## start Data in this exercise
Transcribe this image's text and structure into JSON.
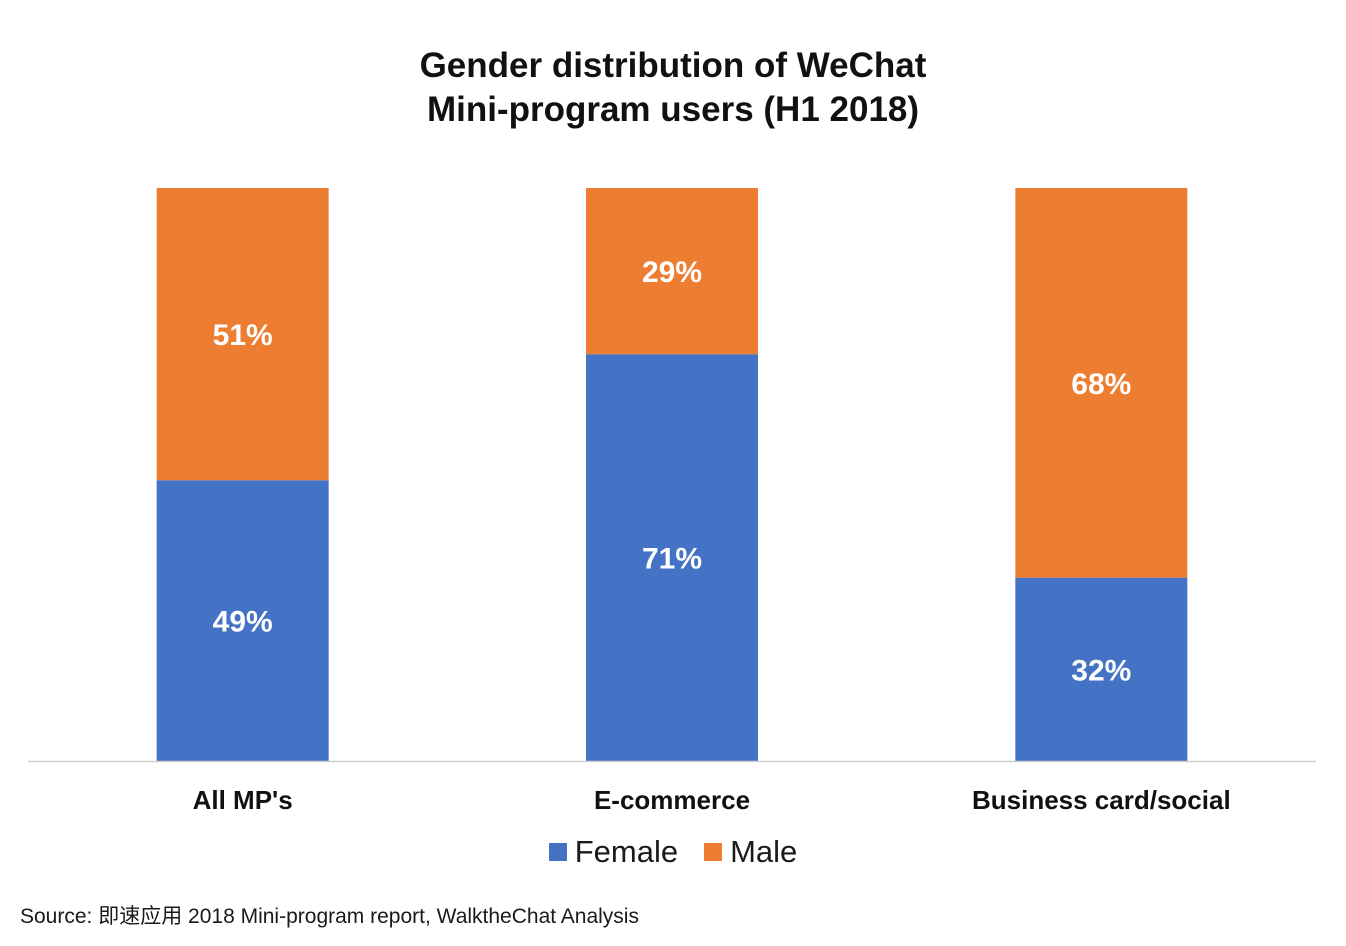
{
  "chart_data": {
    "type": "bar",
    "stacked": true,
    "percent_stacked": true,
    "title_lines": [
      "Gender distribution of WeChat",
      "Mini-program users (H1 2018)"
    ],
    "categories": [
      "All MP's",
      "E-commerce",
      "Business card/social"
    ],
    "series": [
      {
        "name": "Female",
        "values": [
          49,
          71,
          32
        ],
        "labels": [
          "49%",
          "71%",
          "32%"
        ],
        "color": "#4472C4"
      },
      {
        "name": "Male",
        "values": [
          51,
          29,
          68
        ],
        "labels": [
          "51%",
          "29%",
          "68%"
        ],
        "color": "#ED7D31"
      }
    ],
    "ylim": [
      0,
      100
    ],
    "grid": false,
    "legend_position": "bottom"
  },
  "source": "Source: 即速应用 2018 Mini-program report, WalktheChat Analysis"
}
## end Data in this exercise
— Exercise —
Give an exact reproduction of every line, leaving out any picture.

— Response —
Transcribe this image's text and structure into JSON.
{
  "chart_data": {
    "type": "bar",
    "stacked": true,
    "percent_stacked": true,
    "title_lines": [
      "Gender distribution of WeChat",
      "Mini-program users (H1 2018)"
    ],
    "categories": [
      "All MP's",
      "E-commerce",
      "Business card/social"
    ],
    "series": [
      {
        "name": "Female",
        "values": [
          49,
          71,
          32
        ],
        "labels": [
          "49%",
          "71%",
          "32%"
        ],
        "color": "#4472C4"
      },
      {
        "name": "Male",
        "values": [
          51,
          29,
          68
        ],
        "labels": [
          "51%",
          "29%",
          "68%"
        ],
        "color": "#ED7D31"
      }
    ],
    "ylim": [
      0,
      100
    ],
    "grid": false,
    "legend_position": "bottom"
  },
  "source": "Source: 即速应用 2018 Mini-program report, WalktheChat Analysis"
}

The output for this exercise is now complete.